> **OBJECTIVE**: Leave out the pictures and repeat everything else in the records exactly.

> **MATERIAL FOR THE TASK**:
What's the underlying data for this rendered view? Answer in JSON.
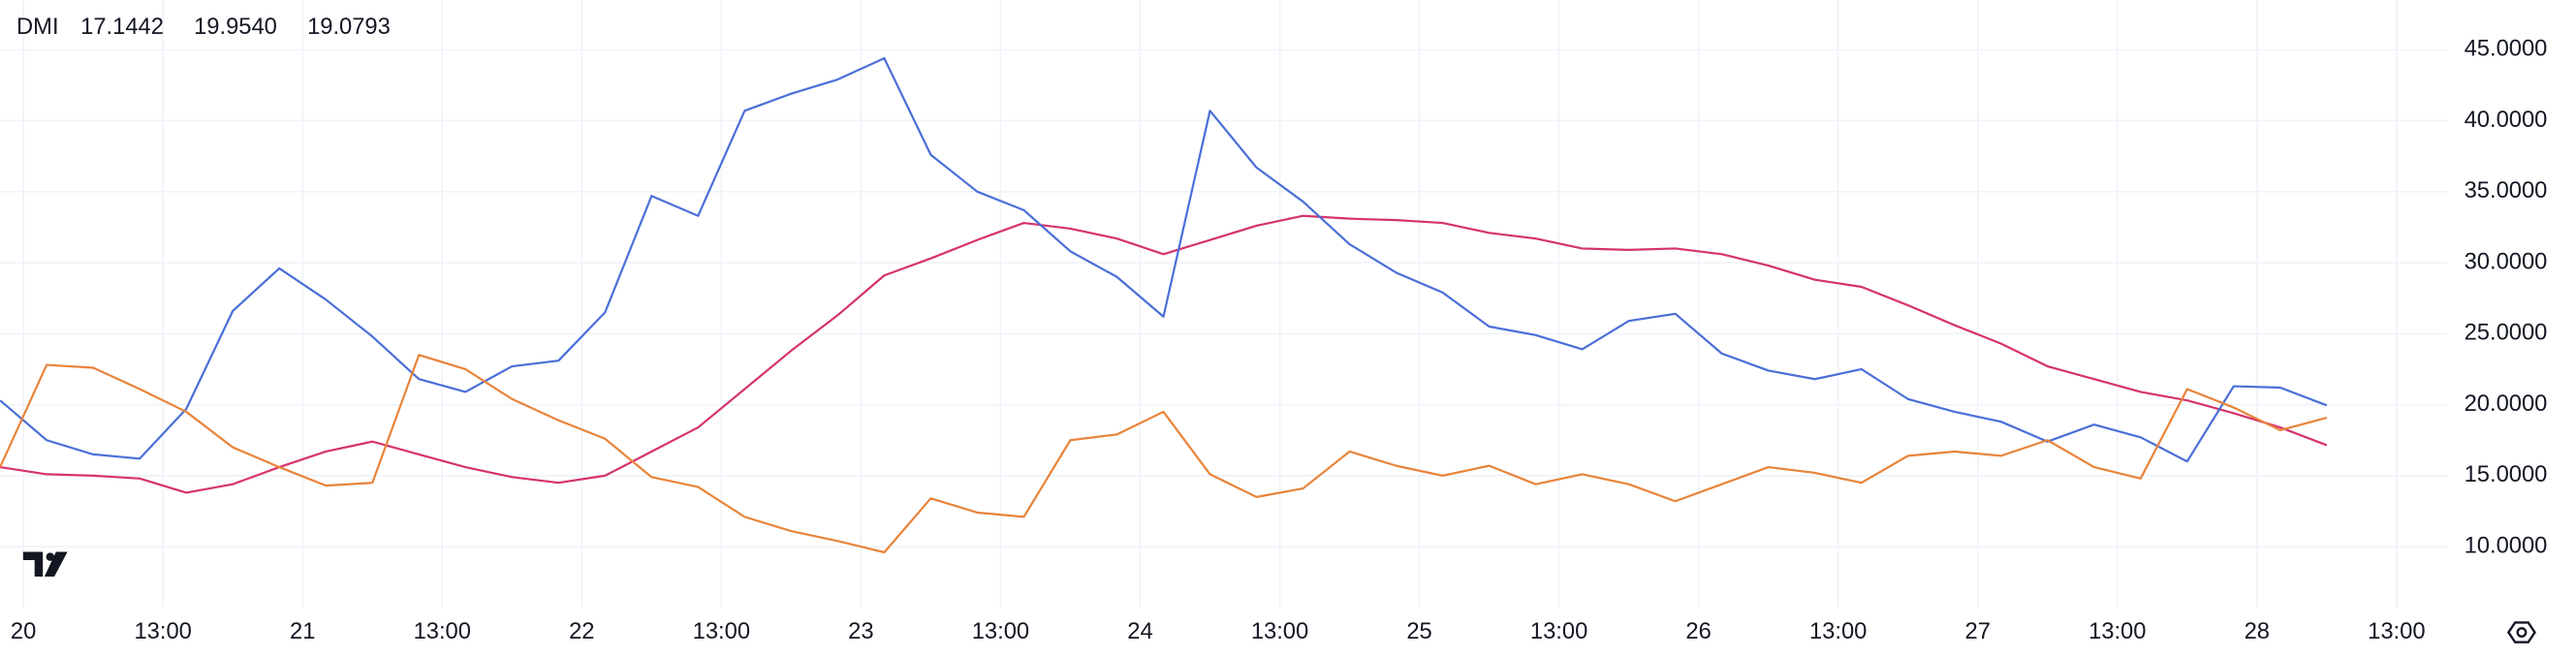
{
  "chart_data": {
    "type": "line",
    "indicator": "DMI",
    "series": [
      {
        "color": "#d6336c",
        "last_value_label": "17.1442",
        "values": [
          15.6,
          15.1,
          15.0,
          14.8,
          13.8,
          14.4,
          15.6,
          16.7,
          17.4,
          16.5,
          15.6,
          14.9,
          14.5,
          15.0,
          16.7,
          18.4,
          21.1,
          23.8,
          26.3,
          29.1,
          30.3,
          31.6,
          32.8,
          32.4,
          31.7,
          30.6,
          31.6,
          32.6,
          33.3,
          33.1,
          33.0,
          32.8,
          32.1,
          31.7,
          31.0,
          30.9,
          31.0,
          30.6,
          29.8,
          28.8,
          28.3,
          27.0,
          25.6,
          24.3,
          22.7,
          21.8,
          20.9,
          20.3,
          19.4,
          18.4,
          17.1442
        ]
      },
      {
        "color": "#4a6fd8",
        "last_value_label": "19.9540",
        "values": [
          20.3,
          17.5,
          16.5,
          16.2,
          19.7,
          26.6,
          29.6,
          27.4,
          24.8,
          21.8,
          20.9,
          22.7,
          23.1,
          26.5,
          34.7,
          33.3,
          40.7,
          41.9,
          42.9,
          44.4,
          37.6,
          35.0,
          33.7,
          30.8,
          29.0,
          26.2,
          40.7,
          36.7,
          34.3,
          31.3,
          29.3,
          27.9,
          25.5,
          24.9,
          23.9,
          25.9,
          26.4,
          23.6,
          22.4,
          21.8,
          22.5,
          20.4,
          19.5,
          18.8,
          17.4,
          18.6,
          17.7,
          16.0,
          21.3,
          21.2,
          19.954
        ]
      },
      {
        "color": "#e8843a",
        "last_value_label": "19.0793",
        "values": [
          15.6,
          22.8,
          22.6,
          21.1,
          19.5,
          17.0,
          15.6,
          14.3,
          14.5,
          23.5,
          22.5,
          20.4,
          18.9,
          17.6,
          14.9,
          14.2,
          12.1,
          11.1,
          10.4,
          9.6,
          13.4,
          12.4,
          12.1,
          17.5,
          17.9,
          19.5,
          15.1,
          13.5,
          14.1,
          16.7,
          15.7,
          15.0,
          15.7,
          14.4,
          15.1,
          14.4,
          13.2,
          14.4,
          15.6,
          15.2,
          14.5,
          16.4,
          16.7,
          16.4,
          17.5,
          15.6,
          14.8,
          21.1,
          19.8,
          18.2,
          19.0793
        ]
      }
    ],
    "xlim": [
      0,
      52.6
    ],
    "xticks": [
      {
        "value": 0.5,
        "label": "20"
      },
      {
        "value": 3.5,
        "label": "13:00"
      },
      {
        "value": 6.5,
        "label": "21"
      },
      {
        "value": 9.5,
        "label": "13:00"
      },
      {
        "value": 12.5,
        "label": "22"
      },
      {
        "value": 15.5,
        "label": "13:00"
      },
      {
        "value": 18.5,
        "label": "23"
      },
      {
        "value": 21.5,
        "label": "13:00"
      },
      {
        "value": 24.5,
        "label": "24"
      },
      {
        "value": 27.5,
        "label": "13:00"
      },
      {
        "value": 30.5,
        "label": "25"
      },
      {
        "value": 33.5,
        "label": "13:00"
      },
      {
        "value": 36.5,
        "label": "26"
      },
      {
        "value": 39.5,
        "label": "13:00"
      },
      {
        "value": 42.5,
        "label": "27"
      },
      {
        "value": 45.5,
        "label": "13:00"
      },
      {
        "value": 48.5,
        "label": "28"
      },
      {
        "value": 51.5,
        "label": "13:00"
      }
    ],
    "ylim": [
      5.7,
      48.5
    ],
    "yticks": [
      {
        "value": 10,
        "label": "10.0000"
      },
      {
        "value": 15,
        "label": "15.0000"
      },
      {
        "value": 20,
        "label": "20.0000"
      },
      {
        "value": 25,
        "label": "25.0000"
      },
      {
        "value": 30,
        "label": "30.0000"
      },
      {
        "value": 35,
        "label": "35.0000"
      },
      {
        "value": 40,
        "label": "40.0000"
      },
      {
        "value": 45,
        "label": "45.0000"
      }
    ],
    "grid": true
  }
}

> **TASK RESULT**:
What's the underlying data for this rendered view? Answer in JSON.
{
  "chart_data": {
    "type": "line",
    "indicator": "DMI",
    "series": [
      {
        "color": "#d6336c",
        "last_value_label": "17.1442",
        "values": [
          15.6,
          15.1,
          15.0,
          14.8,
          13.8,
          14.4,
          15.6,
          16.7,
          17.4,
          16.5,
          15.6,
          14.9,
          14.5,
          15.0,
          16.7,
          18.4,
          21.1,
          23.8,
          26.3,
          29.1,
          30.3,
          31.6,
          32.8,
          32.4,
          31.7,
          30.6,
          31.6,
          32.6,
          33.3,
          33.1,
          33.0,
          32.8,
          32.1,
          31.7,
          31.0,
          30.9,
          31.0,
          30.6,
          29.8,
          28.8,
          28.3,
          27.0,
          25.6,
          24.3,
          22.7,
          21.8,
          20.9,
          20.3,
          19.4,
          18.4,
          17.1442
        ]
      },
      {
        "color": "#4a6fd8",
        "last_value_label": "19.9540",
        "values": [
          20.3,
          17.5,
          16.5,
          16.2,
          19.7,
          26.6,
          29.6,
          27.4,
          24.8,
          21.8,
          20.9,
          22.7,
          23.1,
          26.5,
          34.7,
          33.3,
          40.7,
          41.9,
          42.9,
          44.4,
          37.6,
          35.0,
          33.7,
          30.8,
          29.0,
          26.2,
          40.7,
          36.7,
          34.3,
          31.3,
          29.3,
          27.9,
          25.5,
          24.9,
          23.9,
          25.9,
          26.4,
          23.6,
          22.4,
          21.8,
          22.5,
          20.4,
          19.5,
          18.8,
          17.4,
          18.6,
          17.7,
          16.0,
          21.3,
          21.2,
          19.954
        ]
      },
      {
        "color": "#e8843a",
        "last_value_label": "19.0793",
        "values": [
          15.6,
          22.8,
          22.6,
          21.1,
          19.5,
          17.0,
          15.6,
          14.3,
          14.5,
          23.5,
          22.5,
          20.4,
          18.9,
          17.6,
          14.9,
          14.2,
          12.1,
          11.1,
          10.4,
          9.6,
          13.4,
          12.4,
          12.1,
          17.5,
          17.9,
          19.5,
          15.1,
          13.5,
          14.1,
          16.7,
          15.7,
          15.0,
          15.7,
          14.4,
          15.1,
          14.4,
          13.2,
          14.4,
          15.6,
          15.2,
          14.5,
          16.4,
          16.7,
          16.4,
          17.5,
          15.6,
          14.8,
          21.1,
          19.8,
          18.2,
          19.0793
        ]
      }
    ],
    "xlim": [
      0,
      52.6
    ],
    "xticks": [
      {
        "value": 0.5,
        "label": "20"
      },
      {
        "value": 3.5,
        "label": "13:00"
      },
      {
        "value": 6.5,
        "label": "21"
      },
      {
        "value": 9.5,
        "label": "13:00"
      },
      {
        "value": 12.5,
        "label": "22"
      },
      {
        "value": 15.5,
        "label": "13:00"
      },
      {
        "value": 18.5,
        "label": "23"
      },
      {
        "value": 21.5,
        "label": "13:00"
      },
      {
        "value": 24.5,
        "label": "24"
      },
      {
        "value": 27.5,
        "label": "13:00"
      },
      {
        "value": 30.5,
        "label": "25"
      },
      {
        "value": 33.5,
        "label": "13:00"
      },
      {
        "value": 36.5,
        "label": "26"
      },
      {
        "value": 39.5,
        "label": "13:00"
      },
      {
        "value": 42.5,
        "label": "27"
      },
      {
        "value": 45.5,
        "label": "13:00"
      },
      {
        "value": 48.5,
        "label": "28"
      },
      {
        "value": 51.5,
        "label": "13:00"
      }
    ],
    "ylim": [
      5.7,
      48.5
    ],
    "yticks": [
      {
        "value": 10,
        "label": "10.0000"
      },
      {
        "value": 15,
        "label": "15.0000"
      },
      {
        "value": 20,
        "label": "20.0000"
      },
      {
        "value": 25,
        "label": "25.0000"
      },
      {
        "value": 30,
        "label": "30.0000"
      },
      {
        "value": 35,
        "label": "35.0000"
      },
      {
        "value": 40,
        "label": "40.0000"
      },
      {
        "value": 45,
        "label": "45.0000"
      }
    ],
    "grid": true
  }
}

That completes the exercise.